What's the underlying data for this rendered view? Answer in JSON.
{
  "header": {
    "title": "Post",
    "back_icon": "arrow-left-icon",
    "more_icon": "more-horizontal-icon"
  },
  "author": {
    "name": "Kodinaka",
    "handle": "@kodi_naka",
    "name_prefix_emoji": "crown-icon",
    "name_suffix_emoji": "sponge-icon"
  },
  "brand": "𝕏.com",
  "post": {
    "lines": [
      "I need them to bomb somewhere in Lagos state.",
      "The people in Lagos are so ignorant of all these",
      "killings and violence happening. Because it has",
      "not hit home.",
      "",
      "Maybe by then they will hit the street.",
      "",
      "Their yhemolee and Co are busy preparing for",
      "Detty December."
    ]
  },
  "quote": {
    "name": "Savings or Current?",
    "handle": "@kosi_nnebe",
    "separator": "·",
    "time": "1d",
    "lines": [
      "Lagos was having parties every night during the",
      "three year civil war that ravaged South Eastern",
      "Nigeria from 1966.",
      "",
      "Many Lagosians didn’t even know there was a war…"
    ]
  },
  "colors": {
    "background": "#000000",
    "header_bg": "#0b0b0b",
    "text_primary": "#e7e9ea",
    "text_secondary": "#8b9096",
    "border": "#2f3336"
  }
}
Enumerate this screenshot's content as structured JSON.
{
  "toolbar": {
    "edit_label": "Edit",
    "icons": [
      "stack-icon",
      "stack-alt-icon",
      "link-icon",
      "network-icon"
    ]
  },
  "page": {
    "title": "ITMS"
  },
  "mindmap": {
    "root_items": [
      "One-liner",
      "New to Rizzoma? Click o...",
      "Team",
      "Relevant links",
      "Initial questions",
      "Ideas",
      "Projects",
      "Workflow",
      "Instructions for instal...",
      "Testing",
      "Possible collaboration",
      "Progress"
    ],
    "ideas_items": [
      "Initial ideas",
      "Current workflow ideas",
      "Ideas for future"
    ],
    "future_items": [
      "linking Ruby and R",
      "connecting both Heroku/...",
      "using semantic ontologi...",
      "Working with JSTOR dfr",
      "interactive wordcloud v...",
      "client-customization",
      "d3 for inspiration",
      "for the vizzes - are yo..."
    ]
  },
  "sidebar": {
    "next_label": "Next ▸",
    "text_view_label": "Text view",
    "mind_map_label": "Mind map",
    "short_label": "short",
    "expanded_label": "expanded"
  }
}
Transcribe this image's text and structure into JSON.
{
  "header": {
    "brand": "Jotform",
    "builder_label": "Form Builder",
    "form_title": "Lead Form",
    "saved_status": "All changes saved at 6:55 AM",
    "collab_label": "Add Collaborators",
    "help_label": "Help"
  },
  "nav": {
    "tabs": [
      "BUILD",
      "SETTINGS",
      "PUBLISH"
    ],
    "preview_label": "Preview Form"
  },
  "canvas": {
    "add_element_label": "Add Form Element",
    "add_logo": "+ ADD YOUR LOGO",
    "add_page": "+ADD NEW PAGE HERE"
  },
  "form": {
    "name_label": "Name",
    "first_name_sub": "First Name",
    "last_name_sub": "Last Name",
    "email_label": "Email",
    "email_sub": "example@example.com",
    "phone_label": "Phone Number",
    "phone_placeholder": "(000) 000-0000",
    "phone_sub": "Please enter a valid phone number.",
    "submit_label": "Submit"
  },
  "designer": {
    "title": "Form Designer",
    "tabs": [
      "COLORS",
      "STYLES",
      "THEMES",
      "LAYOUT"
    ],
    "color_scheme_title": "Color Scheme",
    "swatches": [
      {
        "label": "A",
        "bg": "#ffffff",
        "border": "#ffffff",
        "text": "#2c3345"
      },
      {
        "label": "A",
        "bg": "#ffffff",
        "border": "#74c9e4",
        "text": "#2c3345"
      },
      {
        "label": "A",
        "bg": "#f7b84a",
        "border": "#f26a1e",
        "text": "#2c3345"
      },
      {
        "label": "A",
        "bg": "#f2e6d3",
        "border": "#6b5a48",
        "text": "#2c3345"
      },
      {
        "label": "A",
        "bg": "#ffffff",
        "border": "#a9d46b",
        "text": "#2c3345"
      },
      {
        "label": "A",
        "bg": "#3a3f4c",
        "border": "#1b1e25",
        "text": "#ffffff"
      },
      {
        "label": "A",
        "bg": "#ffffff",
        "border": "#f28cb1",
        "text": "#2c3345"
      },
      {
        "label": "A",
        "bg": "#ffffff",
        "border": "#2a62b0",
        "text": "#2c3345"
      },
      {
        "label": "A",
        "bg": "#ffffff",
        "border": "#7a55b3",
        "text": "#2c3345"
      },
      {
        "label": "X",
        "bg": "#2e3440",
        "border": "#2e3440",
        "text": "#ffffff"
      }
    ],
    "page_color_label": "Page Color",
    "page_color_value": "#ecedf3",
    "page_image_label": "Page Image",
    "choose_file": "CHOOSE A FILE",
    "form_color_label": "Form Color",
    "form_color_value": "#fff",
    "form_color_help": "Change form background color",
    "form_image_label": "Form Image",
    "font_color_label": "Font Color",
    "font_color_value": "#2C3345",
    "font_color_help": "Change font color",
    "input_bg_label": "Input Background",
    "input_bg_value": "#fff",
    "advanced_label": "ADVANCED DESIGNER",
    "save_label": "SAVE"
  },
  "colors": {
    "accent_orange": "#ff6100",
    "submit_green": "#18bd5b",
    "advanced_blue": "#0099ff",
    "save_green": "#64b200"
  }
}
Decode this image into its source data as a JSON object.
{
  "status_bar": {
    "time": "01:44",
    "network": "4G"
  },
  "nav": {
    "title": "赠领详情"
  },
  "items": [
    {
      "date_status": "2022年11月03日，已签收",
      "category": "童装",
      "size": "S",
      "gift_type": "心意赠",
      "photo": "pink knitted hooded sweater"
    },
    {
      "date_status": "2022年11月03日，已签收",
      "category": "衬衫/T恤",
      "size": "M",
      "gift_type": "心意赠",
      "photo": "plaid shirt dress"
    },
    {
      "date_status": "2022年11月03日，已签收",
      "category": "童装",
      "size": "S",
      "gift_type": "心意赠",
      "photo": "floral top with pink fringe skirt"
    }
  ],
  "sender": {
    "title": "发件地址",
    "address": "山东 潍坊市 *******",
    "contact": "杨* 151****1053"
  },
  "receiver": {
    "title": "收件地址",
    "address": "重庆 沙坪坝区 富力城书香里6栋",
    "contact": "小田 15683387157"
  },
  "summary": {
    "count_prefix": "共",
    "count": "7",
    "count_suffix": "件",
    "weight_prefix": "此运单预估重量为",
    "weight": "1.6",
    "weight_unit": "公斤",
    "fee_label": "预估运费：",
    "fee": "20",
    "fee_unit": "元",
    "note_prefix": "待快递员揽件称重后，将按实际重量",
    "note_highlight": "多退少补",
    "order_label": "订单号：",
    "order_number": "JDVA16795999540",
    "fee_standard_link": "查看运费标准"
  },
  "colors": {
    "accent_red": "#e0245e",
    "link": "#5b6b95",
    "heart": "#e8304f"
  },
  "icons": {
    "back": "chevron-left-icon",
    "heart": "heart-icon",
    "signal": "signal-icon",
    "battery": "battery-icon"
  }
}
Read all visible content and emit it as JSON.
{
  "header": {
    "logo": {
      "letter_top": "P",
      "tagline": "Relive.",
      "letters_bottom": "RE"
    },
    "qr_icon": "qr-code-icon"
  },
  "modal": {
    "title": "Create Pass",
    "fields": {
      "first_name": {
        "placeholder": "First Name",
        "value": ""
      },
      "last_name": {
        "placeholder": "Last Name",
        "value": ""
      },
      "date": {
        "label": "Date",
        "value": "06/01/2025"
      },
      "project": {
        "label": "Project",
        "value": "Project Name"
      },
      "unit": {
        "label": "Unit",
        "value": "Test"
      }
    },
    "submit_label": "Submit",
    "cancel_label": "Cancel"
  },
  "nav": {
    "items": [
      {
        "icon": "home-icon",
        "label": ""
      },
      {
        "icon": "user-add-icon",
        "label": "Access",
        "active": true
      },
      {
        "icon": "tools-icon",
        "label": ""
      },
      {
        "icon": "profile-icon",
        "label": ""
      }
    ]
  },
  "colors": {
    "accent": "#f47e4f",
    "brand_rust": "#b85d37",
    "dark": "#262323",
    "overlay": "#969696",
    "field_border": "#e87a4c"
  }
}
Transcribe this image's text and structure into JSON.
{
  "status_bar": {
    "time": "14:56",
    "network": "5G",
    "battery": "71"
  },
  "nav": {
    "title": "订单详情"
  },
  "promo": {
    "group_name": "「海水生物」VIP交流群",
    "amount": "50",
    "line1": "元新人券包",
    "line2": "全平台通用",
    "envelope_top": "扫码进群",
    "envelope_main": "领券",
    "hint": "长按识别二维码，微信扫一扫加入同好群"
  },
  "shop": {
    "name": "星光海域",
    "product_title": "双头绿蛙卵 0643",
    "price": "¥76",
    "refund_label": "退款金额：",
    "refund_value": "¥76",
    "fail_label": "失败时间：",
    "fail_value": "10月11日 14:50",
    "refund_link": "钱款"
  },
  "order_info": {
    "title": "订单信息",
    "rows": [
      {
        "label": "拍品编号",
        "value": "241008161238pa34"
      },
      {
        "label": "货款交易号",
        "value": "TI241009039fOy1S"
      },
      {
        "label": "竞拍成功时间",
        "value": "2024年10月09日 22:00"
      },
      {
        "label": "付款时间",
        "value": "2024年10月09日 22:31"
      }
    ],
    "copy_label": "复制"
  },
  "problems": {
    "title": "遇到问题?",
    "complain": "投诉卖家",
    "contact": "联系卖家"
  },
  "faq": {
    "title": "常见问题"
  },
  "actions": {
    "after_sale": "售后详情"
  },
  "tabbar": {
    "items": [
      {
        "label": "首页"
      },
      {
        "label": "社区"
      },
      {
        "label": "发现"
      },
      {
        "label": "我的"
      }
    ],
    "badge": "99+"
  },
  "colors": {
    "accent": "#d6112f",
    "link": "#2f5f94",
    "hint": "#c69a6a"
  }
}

+ + + + +

Where a line holds "hint", copy that line.

RESULT FOR THIS TASK:
    "hint": "长按识别二维码，微信扫一扫加入同好群"
    "hint": "#c69a6a"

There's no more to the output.